» **DIRECTIVE**
Your task is to copy every line of the records below that contains "reiät".

» **ENTRIES SHOWN**

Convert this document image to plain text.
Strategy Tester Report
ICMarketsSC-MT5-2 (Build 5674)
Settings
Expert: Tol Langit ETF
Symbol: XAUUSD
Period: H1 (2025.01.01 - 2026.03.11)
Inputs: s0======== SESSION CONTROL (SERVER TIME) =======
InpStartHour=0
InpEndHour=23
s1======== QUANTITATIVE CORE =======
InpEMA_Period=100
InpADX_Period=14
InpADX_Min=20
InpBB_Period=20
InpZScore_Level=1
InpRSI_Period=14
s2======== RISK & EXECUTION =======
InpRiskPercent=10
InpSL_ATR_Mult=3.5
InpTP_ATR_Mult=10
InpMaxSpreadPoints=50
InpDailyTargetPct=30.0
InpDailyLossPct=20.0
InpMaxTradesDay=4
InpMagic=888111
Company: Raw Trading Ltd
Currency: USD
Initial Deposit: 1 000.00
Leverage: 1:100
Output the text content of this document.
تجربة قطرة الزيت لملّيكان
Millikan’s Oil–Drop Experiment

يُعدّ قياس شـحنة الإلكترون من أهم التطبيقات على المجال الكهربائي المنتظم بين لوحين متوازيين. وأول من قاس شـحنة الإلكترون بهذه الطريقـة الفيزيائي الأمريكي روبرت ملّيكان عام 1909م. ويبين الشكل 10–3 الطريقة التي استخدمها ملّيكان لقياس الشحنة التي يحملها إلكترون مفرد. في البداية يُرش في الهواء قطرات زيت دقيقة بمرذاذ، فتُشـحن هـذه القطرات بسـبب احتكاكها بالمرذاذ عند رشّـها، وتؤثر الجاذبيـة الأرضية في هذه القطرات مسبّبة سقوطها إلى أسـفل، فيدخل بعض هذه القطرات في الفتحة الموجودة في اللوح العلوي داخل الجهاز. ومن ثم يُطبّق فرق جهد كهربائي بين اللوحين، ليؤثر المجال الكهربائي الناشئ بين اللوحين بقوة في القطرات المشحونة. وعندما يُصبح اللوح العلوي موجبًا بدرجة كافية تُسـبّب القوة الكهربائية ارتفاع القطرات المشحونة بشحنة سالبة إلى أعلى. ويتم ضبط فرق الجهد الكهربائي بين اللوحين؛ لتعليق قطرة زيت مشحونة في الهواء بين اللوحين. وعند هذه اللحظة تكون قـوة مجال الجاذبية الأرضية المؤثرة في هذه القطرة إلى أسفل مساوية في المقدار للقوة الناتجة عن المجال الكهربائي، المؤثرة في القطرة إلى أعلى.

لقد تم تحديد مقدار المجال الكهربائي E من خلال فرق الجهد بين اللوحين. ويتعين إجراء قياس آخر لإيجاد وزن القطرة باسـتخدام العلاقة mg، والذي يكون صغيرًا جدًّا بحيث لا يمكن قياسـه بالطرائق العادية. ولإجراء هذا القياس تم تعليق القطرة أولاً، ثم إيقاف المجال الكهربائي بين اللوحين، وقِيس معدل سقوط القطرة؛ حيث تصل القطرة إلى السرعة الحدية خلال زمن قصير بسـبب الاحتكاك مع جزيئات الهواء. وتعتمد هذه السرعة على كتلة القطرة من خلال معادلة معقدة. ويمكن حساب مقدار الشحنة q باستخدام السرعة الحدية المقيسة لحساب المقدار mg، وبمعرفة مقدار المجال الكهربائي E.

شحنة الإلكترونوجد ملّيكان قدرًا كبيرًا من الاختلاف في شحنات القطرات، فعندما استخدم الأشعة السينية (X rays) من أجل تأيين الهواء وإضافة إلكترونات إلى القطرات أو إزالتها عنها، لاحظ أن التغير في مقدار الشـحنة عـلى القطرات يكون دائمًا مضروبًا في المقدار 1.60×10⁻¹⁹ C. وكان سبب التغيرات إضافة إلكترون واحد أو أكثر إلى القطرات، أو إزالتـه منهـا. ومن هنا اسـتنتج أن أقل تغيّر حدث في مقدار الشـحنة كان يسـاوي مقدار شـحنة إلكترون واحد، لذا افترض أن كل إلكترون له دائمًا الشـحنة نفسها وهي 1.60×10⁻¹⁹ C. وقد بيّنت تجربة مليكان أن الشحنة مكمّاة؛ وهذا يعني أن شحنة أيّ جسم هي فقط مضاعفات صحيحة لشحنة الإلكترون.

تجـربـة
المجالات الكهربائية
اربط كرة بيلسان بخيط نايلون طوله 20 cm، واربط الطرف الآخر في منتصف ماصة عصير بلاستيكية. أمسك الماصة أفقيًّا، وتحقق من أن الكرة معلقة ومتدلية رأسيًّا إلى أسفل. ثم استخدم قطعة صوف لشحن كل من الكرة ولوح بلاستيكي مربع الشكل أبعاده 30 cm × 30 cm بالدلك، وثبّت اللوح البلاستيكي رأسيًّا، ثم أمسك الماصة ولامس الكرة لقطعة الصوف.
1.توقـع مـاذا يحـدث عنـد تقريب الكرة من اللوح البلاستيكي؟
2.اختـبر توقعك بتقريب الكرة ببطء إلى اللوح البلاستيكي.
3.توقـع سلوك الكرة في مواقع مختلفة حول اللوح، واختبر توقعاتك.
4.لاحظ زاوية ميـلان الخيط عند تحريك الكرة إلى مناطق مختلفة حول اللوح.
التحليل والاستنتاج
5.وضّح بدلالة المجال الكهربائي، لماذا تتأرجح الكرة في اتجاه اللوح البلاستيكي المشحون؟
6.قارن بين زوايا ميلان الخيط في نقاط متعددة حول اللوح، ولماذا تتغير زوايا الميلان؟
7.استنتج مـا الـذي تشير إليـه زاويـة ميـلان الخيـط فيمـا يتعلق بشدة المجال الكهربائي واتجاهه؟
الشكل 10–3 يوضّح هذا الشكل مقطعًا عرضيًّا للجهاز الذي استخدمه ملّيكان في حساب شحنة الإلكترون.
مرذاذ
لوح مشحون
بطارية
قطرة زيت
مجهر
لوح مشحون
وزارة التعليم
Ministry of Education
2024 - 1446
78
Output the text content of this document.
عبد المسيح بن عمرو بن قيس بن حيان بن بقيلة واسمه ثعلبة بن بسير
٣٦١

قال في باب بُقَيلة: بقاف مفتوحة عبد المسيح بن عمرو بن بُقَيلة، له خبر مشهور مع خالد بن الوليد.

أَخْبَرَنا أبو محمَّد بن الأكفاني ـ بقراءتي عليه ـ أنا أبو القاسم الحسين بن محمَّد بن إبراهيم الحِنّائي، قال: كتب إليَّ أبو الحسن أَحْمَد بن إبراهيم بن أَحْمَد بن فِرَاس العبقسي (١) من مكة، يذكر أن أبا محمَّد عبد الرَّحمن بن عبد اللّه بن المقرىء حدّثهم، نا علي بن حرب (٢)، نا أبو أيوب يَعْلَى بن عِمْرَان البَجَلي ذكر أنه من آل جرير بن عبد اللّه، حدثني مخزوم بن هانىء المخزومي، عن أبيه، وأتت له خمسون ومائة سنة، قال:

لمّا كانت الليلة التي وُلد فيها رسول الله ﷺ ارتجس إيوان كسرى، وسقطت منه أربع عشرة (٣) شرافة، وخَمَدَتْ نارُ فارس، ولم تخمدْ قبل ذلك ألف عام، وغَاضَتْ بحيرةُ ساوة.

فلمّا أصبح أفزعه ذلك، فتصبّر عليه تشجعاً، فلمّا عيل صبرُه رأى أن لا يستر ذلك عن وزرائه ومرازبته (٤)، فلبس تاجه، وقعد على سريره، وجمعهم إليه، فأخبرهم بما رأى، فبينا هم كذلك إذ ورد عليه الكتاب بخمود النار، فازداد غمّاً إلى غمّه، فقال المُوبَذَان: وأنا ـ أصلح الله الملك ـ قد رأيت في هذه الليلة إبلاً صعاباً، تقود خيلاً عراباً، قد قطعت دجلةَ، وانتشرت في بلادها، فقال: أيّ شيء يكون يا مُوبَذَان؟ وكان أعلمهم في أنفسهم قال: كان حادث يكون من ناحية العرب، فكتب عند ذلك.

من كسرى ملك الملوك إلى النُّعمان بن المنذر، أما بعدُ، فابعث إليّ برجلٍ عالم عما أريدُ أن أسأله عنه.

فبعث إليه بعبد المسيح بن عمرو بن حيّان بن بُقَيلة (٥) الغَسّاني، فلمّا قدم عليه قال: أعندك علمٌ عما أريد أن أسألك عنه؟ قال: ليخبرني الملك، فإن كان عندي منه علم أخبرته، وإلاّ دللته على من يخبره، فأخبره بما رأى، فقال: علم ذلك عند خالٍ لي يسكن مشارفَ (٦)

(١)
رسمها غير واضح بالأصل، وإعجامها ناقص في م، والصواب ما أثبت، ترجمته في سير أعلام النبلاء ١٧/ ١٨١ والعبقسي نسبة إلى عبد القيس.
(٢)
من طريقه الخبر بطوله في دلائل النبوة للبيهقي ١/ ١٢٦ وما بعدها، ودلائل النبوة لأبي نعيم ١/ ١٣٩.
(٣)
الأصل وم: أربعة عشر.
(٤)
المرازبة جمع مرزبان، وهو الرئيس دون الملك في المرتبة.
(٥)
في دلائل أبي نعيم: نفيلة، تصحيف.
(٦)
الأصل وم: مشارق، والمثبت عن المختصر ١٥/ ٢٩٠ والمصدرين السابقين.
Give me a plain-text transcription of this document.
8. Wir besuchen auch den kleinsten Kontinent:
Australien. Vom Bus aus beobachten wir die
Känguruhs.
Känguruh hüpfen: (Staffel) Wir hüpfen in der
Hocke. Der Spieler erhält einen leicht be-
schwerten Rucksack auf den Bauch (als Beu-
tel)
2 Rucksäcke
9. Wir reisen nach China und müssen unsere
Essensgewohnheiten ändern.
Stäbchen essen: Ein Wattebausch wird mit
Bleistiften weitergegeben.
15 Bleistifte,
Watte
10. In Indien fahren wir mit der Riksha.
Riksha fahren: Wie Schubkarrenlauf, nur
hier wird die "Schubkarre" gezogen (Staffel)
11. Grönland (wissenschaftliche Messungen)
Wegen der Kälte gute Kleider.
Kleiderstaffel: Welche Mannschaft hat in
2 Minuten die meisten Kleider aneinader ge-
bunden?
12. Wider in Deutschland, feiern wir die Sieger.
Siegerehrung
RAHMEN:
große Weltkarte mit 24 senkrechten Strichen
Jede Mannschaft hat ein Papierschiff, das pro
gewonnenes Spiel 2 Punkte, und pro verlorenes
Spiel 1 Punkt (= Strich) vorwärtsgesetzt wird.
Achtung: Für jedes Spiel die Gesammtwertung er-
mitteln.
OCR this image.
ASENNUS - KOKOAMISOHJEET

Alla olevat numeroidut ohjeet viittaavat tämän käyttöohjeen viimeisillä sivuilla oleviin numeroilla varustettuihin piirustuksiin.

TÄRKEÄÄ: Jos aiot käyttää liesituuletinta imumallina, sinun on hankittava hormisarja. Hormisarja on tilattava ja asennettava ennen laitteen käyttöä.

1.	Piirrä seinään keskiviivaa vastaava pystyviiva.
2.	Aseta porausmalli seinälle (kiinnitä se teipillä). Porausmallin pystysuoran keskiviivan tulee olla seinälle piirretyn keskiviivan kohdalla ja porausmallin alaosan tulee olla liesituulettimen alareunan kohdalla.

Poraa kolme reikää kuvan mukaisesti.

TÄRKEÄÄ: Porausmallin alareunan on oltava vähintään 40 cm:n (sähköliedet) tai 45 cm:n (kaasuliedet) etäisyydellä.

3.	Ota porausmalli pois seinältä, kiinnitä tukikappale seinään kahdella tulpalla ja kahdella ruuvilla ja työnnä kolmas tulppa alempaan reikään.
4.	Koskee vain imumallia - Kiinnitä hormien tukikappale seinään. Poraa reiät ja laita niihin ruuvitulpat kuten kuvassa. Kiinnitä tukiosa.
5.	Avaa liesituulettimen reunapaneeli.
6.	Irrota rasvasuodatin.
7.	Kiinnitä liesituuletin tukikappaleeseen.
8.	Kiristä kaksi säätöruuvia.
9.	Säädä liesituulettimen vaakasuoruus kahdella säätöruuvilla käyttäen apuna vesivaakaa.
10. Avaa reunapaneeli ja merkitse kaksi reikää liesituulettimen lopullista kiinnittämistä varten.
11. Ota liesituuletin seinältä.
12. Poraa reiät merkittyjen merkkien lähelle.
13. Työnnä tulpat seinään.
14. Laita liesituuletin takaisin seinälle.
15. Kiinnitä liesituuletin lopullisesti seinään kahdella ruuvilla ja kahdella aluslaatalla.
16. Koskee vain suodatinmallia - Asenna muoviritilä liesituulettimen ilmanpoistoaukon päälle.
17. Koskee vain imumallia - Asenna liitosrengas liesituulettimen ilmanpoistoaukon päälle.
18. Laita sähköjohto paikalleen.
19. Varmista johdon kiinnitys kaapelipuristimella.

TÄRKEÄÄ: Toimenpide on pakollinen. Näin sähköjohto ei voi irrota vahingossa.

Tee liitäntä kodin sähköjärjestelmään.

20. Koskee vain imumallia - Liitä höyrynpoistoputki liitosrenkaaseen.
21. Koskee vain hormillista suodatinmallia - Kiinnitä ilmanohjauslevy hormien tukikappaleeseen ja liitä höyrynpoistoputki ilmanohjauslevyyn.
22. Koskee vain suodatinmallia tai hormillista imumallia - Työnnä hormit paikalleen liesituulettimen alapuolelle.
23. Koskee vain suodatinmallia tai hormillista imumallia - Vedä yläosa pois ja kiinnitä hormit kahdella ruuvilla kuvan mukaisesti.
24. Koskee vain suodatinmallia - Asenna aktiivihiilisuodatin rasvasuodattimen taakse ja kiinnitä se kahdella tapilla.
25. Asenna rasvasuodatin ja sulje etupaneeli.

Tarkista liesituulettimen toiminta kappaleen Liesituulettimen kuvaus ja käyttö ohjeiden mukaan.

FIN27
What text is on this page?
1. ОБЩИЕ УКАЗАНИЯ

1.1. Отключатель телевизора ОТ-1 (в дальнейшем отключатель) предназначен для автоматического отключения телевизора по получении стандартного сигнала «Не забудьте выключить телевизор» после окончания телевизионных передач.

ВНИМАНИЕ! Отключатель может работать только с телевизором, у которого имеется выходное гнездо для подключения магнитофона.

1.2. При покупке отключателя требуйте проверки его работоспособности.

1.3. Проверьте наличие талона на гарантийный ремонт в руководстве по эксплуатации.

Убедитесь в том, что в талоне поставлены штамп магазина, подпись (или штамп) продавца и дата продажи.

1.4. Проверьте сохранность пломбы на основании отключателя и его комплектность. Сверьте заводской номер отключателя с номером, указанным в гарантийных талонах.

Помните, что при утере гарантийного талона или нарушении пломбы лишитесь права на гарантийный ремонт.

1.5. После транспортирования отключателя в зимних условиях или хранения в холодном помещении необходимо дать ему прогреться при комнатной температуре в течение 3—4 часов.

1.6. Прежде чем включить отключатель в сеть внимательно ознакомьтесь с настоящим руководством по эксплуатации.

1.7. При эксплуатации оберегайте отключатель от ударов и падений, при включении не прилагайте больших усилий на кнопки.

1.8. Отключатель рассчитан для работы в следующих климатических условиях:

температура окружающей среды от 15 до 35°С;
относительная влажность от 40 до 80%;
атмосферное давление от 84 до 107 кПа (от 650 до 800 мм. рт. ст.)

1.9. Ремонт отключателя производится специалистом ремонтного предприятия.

» **RESPONSE TO THIS EXERCISE**
4.	Koskee vain imumallia - Kiinnitä hormien tukikappale seinään. Poraa reiät ja laita niihin ruuvitulpat kuten kuvassa. Kiinnitä tukiosa.
12. Poraa reiät merkittyjen merkkien lähelle.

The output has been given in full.